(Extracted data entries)
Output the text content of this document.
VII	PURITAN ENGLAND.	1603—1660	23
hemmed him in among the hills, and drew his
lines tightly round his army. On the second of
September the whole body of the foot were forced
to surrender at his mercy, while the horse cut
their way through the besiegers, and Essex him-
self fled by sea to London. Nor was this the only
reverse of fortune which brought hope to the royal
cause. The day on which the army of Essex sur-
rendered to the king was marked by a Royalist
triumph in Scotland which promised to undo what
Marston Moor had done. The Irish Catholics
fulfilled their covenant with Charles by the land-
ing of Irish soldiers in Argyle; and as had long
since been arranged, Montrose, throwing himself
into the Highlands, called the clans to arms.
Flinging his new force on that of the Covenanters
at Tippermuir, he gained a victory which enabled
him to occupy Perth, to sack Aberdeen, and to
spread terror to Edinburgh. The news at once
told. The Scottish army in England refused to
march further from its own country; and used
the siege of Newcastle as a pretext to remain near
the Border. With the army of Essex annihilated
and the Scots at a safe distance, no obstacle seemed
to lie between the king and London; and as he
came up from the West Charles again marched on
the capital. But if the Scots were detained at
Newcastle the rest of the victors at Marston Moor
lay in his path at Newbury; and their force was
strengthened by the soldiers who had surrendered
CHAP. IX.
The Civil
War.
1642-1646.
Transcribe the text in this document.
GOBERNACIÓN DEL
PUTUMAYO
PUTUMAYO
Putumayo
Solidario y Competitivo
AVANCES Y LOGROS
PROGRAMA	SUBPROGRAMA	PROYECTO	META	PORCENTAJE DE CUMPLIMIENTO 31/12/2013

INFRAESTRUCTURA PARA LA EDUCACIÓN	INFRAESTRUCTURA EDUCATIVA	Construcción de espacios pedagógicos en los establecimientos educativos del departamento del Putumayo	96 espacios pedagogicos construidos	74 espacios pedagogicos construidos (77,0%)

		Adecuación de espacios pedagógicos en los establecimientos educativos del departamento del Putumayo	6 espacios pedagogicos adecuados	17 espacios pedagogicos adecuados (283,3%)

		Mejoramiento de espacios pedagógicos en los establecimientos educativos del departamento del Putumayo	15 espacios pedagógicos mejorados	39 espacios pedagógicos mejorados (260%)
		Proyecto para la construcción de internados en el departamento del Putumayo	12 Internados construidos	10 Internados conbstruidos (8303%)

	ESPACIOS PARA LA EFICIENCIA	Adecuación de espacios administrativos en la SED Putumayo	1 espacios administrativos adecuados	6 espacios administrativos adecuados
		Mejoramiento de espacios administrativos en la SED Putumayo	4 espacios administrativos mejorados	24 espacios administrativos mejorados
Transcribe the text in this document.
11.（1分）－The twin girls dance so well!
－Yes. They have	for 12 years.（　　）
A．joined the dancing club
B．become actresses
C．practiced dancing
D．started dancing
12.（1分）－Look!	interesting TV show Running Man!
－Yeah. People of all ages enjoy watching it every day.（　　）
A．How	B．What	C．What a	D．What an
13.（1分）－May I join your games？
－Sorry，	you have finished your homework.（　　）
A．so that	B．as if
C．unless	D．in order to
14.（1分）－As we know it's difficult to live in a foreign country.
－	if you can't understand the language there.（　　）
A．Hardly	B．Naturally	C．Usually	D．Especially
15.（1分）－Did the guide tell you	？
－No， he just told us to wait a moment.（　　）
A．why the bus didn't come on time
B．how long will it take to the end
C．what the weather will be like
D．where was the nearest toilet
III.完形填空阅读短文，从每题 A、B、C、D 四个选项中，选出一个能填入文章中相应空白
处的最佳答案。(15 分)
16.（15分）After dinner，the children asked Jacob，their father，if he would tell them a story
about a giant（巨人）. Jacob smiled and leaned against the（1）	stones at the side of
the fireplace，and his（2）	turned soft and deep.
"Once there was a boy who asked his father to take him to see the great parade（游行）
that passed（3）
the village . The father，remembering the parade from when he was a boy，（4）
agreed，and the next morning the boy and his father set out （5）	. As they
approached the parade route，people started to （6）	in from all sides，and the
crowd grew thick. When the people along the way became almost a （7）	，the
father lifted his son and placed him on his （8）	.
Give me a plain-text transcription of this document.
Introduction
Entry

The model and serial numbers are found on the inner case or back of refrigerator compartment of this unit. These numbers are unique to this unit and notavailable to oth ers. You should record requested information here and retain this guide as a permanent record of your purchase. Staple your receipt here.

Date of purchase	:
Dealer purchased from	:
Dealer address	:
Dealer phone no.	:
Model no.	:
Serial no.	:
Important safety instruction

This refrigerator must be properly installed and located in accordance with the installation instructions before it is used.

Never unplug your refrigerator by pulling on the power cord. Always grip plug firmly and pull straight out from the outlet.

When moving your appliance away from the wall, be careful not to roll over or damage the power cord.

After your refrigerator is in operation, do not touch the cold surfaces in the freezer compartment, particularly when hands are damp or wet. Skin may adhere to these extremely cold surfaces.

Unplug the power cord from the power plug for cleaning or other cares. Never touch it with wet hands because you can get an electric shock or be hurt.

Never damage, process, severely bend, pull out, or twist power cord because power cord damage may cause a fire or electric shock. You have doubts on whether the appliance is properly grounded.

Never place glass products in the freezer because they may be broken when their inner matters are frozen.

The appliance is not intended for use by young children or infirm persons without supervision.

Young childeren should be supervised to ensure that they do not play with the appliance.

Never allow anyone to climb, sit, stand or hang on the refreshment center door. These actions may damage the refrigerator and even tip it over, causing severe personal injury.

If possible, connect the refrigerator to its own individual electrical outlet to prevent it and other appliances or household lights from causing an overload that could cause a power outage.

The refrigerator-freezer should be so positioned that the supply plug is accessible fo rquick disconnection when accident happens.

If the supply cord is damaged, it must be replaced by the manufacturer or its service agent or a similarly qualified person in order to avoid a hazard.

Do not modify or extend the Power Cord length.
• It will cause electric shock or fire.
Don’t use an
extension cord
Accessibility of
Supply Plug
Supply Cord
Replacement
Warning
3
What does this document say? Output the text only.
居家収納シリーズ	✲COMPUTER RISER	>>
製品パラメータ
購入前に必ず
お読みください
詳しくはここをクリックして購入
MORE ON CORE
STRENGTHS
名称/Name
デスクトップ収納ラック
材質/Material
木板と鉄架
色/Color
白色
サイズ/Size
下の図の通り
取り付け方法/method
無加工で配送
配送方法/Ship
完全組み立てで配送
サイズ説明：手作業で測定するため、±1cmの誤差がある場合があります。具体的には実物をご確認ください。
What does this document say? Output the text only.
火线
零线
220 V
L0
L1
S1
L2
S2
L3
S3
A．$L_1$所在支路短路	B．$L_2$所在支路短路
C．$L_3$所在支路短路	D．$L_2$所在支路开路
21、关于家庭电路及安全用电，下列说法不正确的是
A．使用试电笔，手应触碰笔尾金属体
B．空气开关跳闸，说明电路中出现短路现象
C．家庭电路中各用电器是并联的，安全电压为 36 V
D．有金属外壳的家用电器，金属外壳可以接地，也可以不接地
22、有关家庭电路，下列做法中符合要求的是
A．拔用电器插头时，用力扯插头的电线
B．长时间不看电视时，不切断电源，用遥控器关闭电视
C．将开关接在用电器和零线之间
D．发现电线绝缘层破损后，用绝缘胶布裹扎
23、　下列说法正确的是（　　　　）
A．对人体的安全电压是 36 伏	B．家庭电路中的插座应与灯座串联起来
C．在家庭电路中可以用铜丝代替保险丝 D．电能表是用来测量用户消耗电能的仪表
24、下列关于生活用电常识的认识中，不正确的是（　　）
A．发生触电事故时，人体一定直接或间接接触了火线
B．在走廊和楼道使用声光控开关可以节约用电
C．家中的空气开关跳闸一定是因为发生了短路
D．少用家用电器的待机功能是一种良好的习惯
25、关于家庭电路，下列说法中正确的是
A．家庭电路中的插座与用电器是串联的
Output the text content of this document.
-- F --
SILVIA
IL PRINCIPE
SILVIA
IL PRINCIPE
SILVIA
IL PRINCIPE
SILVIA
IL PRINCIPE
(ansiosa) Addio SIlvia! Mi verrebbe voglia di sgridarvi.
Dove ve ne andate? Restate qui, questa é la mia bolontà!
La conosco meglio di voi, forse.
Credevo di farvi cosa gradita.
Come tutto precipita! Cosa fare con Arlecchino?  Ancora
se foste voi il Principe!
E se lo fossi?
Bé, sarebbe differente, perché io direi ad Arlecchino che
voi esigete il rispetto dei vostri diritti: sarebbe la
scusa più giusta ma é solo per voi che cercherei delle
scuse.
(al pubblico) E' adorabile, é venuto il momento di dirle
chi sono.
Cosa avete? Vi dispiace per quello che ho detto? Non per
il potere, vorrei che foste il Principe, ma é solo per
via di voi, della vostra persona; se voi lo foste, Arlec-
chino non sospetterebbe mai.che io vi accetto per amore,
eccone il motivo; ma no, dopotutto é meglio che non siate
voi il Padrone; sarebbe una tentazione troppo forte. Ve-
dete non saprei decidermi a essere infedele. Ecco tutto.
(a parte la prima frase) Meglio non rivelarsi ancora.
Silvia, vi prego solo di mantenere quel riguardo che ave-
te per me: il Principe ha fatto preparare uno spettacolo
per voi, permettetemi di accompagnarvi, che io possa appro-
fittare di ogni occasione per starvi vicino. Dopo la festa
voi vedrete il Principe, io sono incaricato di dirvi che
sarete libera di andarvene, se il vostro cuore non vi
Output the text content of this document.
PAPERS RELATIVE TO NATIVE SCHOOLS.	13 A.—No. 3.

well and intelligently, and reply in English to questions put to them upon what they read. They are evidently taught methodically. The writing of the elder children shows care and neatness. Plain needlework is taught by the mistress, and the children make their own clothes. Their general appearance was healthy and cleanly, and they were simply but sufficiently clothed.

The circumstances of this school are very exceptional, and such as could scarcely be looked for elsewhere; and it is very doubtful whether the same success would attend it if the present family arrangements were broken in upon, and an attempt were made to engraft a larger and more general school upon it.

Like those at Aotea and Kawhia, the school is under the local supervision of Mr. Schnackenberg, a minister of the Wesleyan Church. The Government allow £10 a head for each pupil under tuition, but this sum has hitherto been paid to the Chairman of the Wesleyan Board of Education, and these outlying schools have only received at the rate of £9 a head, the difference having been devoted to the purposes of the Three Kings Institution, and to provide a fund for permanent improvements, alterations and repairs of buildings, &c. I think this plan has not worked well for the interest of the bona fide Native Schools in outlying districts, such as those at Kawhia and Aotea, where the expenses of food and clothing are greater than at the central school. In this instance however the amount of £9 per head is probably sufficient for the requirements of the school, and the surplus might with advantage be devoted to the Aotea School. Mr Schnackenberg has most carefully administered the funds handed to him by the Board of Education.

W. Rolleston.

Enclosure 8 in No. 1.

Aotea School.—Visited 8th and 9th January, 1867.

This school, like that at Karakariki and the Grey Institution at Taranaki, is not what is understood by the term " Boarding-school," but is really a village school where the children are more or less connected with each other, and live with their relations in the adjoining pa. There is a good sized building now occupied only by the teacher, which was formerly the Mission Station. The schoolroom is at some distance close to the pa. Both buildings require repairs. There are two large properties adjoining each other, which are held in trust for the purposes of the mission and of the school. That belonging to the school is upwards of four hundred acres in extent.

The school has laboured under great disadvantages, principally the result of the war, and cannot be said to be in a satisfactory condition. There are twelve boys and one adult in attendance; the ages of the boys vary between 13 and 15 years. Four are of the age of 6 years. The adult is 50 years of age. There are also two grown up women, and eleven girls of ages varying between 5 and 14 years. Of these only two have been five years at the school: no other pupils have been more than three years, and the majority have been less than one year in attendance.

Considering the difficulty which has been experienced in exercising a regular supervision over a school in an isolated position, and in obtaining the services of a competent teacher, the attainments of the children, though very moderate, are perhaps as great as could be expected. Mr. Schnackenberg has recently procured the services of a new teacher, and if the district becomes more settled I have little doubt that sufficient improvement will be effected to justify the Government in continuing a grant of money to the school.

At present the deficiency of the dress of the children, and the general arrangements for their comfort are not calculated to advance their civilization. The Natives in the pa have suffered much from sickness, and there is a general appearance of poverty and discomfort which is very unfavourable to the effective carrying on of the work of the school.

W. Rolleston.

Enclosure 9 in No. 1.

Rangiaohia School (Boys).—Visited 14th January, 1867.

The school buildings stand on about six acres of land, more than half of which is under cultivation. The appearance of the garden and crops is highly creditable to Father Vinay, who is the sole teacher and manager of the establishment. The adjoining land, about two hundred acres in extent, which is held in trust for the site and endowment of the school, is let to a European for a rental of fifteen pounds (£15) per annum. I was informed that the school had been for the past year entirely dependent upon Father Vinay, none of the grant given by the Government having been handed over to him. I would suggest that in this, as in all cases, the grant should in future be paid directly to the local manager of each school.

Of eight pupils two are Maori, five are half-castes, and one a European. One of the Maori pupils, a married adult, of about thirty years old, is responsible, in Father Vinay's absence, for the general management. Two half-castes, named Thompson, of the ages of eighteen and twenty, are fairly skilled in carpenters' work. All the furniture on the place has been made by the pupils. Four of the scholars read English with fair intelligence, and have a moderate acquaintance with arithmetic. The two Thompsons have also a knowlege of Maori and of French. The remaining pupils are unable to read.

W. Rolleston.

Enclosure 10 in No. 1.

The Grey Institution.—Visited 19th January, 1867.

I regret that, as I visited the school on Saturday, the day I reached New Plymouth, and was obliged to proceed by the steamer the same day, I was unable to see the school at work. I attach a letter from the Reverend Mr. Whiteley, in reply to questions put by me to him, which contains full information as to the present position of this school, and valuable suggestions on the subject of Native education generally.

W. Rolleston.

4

*What is expected*.
Copy every line of the data that holds the string "Mejoramiento".

*Written answer*.
		Mejoramiento de espacios pedagógicos en los establecimientos educativos del departamento del Putumayo	15 espacios pedagógicos mejorados	39 espacios pedagógicos mejorados (260%)
		Mejoramiento de espacios administrativos en la SED Putumayo	4 espacios administrativos mejorados	24 espacios administrativos mejorados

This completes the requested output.